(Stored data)

----------

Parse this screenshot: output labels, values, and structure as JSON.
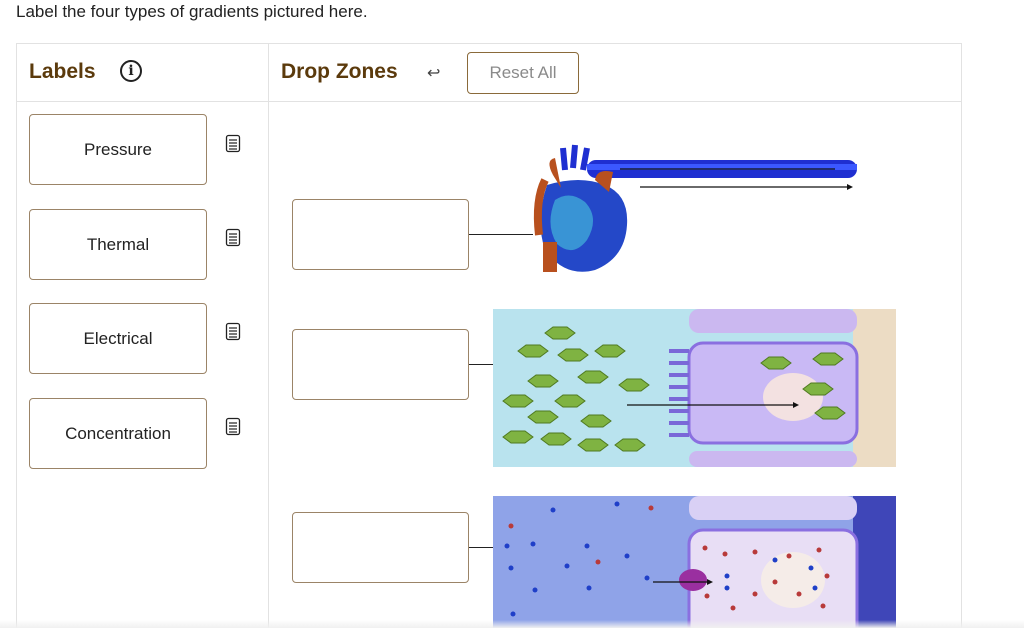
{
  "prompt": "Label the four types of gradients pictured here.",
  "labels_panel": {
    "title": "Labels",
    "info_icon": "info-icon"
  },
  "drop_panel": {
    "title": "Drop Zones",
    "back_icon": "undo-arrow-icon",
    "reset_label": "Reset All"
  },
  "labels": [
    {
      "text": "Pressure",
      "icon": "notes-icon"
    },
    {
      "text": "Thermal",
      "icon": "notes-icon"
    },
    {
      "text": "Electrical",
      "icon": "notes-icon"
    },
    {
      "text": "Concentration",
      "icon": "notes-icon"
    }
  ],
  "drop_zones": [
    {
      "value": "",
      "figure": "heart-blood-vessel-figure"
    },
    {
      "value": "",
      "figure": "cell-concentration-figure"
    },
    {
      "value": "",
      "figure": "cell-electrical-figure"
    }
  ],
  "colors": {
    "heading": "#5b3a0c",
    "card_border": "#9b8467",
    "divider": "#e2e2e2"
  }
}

----------

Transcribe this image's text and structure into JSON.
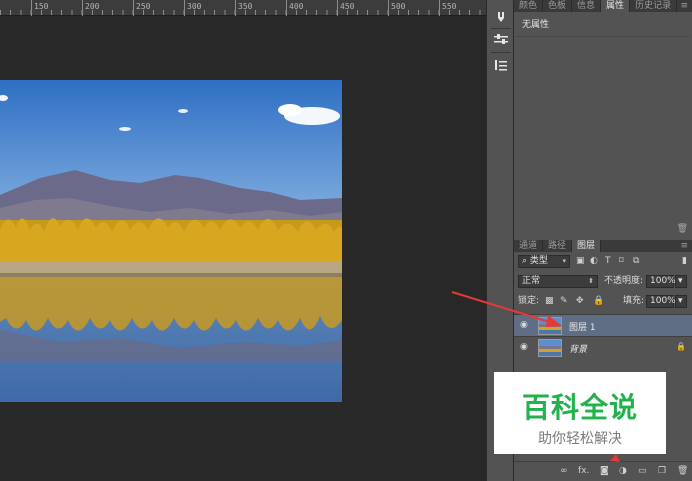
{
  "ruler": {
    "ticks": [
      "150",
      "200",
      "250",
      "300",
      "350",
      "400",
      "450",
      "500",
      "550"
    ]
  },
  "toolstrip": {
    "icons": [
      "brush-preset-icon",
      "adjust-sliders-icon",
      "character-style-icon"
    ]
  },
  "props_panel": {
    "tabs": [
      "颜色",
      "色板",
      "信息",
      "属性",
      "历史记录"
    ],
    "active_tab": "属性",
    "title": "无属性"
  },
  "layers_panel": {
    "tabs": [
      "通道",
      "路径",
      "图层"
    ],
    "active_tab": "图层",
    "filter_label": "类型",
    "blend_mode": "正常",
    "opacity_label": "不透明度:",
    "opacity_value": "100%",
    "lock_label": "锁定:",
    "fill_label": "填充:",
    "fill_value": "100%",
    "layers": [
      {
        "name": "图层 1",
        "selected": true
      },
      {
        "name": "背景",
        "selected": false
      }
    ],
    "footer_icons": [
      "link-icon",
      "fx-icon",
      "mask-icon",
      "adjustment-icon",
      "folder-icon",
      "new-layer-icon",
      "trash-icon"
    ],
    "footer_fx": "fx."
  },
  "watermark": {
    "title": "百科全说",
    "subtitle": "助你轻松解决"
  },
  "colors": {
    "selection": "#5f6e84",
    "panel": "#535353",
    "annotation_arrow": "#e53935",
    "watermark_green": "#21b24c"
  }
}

----------

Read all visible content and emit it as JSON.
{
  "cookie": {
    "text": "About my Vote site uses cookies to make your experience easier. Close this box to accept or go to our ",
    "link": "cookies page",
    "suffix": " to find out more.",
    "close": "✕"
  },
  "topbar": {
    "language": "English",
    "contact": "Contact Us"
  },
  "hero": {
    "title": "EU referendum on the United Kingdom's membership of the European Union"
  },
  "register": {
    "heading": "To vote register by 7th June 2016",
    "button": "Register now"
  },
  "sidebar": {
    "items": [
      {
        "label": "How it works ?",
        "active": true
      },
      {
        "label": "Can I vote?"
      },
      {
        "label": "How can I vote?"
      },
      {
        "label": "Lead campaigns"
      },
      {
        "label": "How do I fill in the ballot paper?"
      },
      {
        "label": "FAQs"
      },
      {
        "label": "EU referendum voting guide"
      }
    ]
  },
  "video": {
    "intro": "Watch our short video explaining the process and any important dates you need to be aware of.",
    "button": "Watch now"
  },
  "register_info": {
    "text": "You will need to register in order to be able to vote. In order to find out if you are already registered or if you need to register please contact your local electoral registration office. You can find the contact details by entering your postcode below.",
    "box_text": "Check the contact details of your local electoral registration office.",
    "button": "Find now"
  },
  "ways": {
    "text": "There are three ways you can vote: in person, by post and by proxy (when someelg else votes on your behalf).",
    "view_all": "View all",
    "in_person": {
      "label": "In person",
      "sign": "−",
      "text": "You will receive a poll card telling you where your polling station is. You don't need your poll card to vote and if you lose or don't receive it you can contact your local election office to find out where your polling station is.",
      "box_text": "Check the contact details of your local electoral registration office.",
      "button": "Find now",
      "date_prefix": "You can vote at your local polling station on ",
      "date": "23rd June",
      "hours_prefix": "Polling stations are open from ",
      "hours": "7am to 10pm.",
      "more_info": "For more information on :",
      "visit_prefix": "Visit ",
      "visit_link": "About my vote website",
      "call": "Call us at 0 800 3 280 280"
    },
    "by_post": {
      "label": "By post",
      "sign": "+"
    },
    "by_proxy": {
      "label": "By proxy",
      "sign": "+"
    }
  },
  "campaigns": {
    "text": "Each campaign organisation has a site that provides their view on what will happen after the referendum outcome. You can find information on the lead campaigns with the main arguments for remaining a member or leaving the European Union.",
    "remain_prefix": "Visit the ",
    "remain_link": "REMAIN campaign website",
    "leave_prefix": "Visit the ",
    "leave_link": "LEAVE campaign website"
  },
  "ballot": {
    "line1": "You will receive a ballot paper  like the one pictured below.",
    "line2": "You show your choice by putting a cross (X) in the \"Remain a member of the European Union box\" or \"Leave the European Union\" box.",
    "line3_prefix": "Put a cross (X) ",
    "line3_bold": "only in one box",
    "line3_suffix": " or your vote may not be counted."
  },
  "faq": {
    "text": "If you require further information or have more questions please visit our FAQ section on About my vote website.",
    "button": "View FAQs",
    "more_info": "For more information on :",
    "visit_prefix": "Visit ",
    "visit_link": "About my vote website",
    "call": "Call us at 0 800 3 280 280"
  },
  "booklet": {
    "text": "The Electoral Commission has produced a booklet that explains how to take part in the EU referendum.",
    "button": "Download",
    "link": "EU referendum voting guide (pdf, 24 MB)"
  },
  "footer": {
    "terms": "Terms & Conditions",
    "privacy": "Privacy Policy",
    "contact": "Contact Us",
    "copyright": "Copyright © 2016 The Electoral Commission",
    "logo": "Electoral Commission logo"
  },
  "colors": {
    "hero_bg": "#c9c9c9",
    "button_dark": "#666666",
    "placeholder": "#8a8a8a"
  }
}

----------

Your instructions:
Determine the number of lines in the records that include the string "heading", and respond with that number only.

Expected output:
2